Advanced definitions

Categorizing

On the other hand, “tags” and “categories” are concepts that tend to have different meanings: it’s not so much what they are, or even how they are organized, but rather how they are used. Categorizing can also be called grouping or classifying. In using categories and tags for managing content, the challenge is to decide to what degree of classification to use the categories and to what degree to use the tags. PoolParty can also categorize contents by means of its categorization service or by using the add-on module Semantic Classifier that combines machine learning algorithms with semantic knowledge graphs. It should be said that, unfortunately, add-on module Semantic Classifier is not available under current UNEP's PoolParty license.

Auto-tagging

Auto-tagging is a fuzzy expression often used with diverse connotation in different scenarios. Tagging refers not only to generate or extract tags from content but it can also be meant to “glue” the tags themselves to the content in order to attribute meaning and context to it; the prefix auto stands for automatic, i.e. somehow computer-assisted. In most of the cases, auto-tagging is employed in its first acceptation but, sometimes, the boundary between the two meanings is not very clear.

PoolParty, besides its text mining and extraction features that allow getting tags for content, also integrates into any Enterprise Information System (EIS), via APIs; so, in principle, obtained tags could be “glued” to the corresponding contents into the particular EIS, according to that EIS' rules. Moreover, PoolParty PowerTagging is a unified integration approach to semantically enrich EIS, that provide advanced search features inside those systems, with existing integrations for MS SharePoint and Drupal, among others; PoolParty bundle “Semantic Integrator” is a more general unified integration approach for connecting data from different sources, that provides a unified metadata layer based on semantic web standards, allowing to create integrated views over different data sources. It should be said that, unfortunately, neither PowerTagging nor Semantic Integrator options are available under current UNEP's PoolParty license, because they are at the core of PoolParty's semantic concept tagging solutions.

Indexing and auto-indexing

Indexing is the process of producing an index; in turn, an index is a kind of target file (, which has the function of providing access to information in or about some source contents by deriving symbols (usually, words, numbers, etc.) from the source contents or by assigning symbols about the source contents, thereby providing users access from a known order of symbols (e.g. A-Z, chronologic, etc.) to an unknown place of information. Auto-indexing is another vague expression that intrinsically involves the use of computers, but it always means to automatically generate/update an index through a computerized process.

Tagging vs. Indexing

One important way in which tagging and indexing differ is that tagging involves any kind of designation about a piece of content, what it is or what it is about, whereas indexing is restricted to descriptive labels for what content is about. Tagging can include content type, date, creator, source, audience, location, rights, keywords, etc., whereas indexing is for the subjects of the content. In this sense, tagging is sort of the modern word for cataloging or the assignment of metadata. To some extent, tagging and indexing might be essentially the same thing: if we are concerned with just the descriptive labeling of content and no other metadata, that might be called tagging or it might be called indexing; in this case, the difference is more nuanced, and to a certain extent it is historical.

Tasks:
**1.** In the text on tagging and indexing, which two PoolParty options are said to be unavailable under UNEP's current PoolParty license because they are at the core of PoolParty's semantic concept tagging solutions?
**2.** Write the next part of the text on tagging and indexing, beginning right after its final sentence.

Entries shown:
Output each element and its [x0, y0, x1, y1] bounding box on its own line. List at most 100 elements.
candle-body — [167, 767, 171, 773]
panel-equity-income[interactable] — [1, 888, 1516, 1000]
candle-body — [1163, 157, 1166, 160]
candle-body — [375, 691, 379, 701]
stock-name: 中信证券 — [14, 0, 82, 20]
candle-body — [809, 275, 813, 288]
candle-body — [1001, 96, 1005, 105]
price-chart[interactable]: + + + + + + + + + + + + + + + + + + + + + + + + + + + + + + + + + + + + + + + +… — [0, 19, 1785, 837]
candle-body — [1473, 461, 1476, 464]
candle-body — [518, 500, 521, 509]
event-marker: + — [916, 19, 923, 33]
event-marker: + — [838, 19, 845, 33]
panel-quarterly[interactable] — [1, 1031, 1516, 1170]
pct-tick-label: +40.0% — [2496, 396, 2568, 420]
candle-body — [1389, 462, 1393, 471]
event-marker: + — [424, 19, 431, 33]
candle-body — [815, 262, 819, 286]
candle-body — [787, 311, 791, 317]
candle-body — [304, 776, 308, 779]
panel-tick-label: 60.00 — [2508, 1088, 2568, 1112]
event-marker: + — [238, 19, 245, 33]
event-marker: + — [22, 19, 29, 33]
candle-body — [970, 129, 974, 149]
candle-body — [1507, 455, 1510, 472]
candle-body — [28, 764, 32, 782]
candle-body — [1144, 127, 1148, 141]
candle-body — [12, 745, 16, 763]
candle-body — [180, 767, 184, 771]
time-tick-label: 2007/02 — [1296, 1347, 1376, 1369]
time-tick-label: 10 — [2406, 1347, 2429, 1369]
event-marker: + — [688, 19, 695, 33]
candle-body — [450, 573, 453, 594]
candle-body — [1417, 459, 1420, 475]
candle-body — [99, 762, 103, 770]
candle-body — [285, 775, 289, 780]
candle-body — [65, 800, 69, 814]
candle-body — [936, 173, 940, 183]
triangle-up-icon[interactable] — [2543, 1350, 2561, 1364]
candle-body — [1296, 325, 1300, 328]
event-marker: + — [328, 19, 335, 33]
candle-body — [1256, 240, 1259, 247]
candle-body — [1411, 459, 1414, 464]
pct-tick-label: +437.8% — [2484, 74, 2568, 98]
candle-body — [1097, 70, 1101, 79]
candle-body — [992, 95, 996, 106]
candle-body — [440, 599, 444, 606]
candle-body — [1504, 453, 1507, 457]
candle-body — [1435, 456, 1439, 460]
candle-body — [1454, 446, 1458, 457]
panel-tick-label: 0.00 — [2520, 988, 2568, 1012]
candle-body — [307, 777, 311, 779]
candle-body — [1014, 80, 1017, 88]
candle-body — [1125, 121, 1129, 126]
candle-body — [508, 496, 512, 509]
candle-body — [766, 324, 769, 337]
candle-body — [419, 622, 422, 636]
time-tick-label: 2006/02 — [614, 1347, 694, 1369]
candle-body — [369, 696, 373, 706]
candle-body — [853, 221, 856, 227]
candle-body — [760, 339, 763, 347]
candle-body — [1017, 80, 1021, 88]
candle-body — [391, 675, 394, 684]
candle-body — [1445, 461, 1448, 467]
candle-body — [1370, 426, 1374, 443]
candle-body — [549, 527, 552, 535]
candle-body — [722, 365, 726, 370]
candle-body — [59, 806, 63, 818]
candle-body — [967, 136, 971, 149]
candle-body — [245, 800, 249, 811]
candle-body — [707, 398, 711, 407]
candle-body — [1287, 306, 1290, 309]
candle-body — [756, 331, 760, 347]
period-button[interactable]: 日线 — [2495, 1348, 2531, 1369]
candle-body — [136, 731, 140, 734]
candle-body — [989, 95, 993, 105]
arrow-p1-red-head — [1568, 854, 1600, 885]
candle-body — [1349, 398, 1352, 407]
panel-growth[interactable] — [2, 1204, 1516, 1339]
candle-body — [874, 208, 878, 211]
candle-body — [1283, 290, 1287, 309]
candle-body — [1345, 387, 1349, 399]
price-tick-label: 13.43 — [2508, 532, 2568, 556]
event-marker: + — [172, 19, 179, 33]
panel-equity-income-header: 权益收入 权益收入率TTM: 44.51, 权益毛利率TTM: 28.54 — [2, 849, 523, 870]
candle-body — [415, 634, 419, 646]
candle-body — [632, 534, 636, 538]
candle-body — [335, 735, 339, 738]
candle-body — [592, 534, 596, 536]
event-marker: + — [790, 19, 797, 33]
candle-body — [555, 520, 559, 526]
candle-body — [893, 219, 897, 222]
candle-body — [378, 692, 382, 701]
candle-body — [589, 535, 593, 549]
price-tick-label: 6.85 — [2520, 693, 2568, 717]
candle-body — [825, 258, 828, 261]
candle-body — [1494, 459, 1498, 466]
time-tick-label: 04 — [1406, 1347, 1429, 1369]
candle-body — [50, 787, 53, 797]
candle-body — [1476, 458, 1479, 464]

Responses in order:
**1.** PowerTagging and Semantic Integrator.

**2.**
Knowledge graph

A knowledge graph is a model of a knowledge domain created by subject-matter experts with the help of intelligent machine learning algorithms. It provides a structure and common interface for all of your data and enables the creation of smart multilateral relations throughout your data repositories; structured as an additional virtual data layer, the knowledge graph lies on top of your existing databases, data sets, text documents, web pages, emails, SMS, voice calls, etc., to link all your data, structured or unstructured, together at scale. With a semantic knowledge graph, terms and strings are no longer used to build ambiguous metadata, instead, a semantic layer on top of all content and data assets works like a multi-dimensional index. A knowledge graph represents a domain on a metalevel and defines which metadata should be used to enrich available data repositories; it significantly increases data quality and allows to discover new insights due to extensively linked data.

A knowledge graph is a fabric of concepts, classes, properties, relationships and entities. Knowledge graphs typically cover multiple domains, various levels of granularity, data from multiple sources and various degrees of structure. It functions as background knowledge for various applications (e.g. question answering, data integration and machine learning). A knowledge graph is a highly efficient way of aligning back-end data management with smart end-user applications. A knowledge graph acquires and integrates information into a knowledge base (e.g., an ontology) and applies a reasoner (reason or inference engine) to derive new knowledge. The fluidity of the structure also allows for your knowledge graph to grow organically each time new data is introduced.

Knowledge graphs are crucial for PoolParty's functions that represent and store data and make them available in other applications effectively this way. Making data intelligent should be a priority for any organization. While many large organizations have teams of data scientists helping them ensure that they are getting intelligent data (losing time and money re-creating knowledge that, in fact, they already have), PoolParty Semantic Suite provides a comprehensive platform with all of the tools required to create the most complete Knowledge Graph for your domain: starting from building up taxonomies and ontologies, to large-scale organization Knowledge Graphs that are generated with a mixture of text mining and machine learning algorithms. Implementing a Knowledge Graph in combination with AI and Machine Learning algorithms will help put context and rationale in data. This will enable you to not only discover deeper and more subtle patterns, but also to make decisions smarter and faster.

URI

A Uniform Resource Identifier (URI) is a string of characters that unambiguously identifies a particular web resource. The most common form of URI is the Uniform Resource Locator (URL), frequently referred to informally as a web address. URI can be a name, locator, or both for an online resource, while a URL is just the locator. URLs are a subset of URIs. That means all URLs are URIs. It doesn't work the opposite way though. Not all URIs are URLs because a URI could be a name instead of a locator. In PoolParty, all resources (projects, concept schemes, concepts, etc.) are uniquely identified by URI.

The special thing about URIs is they are public identifiers. Everyone can use them and enrich own information with data through links to other data resources (e.g. translations from GEMET, chemical information from CHEBI) and participate in building the semantic web of data.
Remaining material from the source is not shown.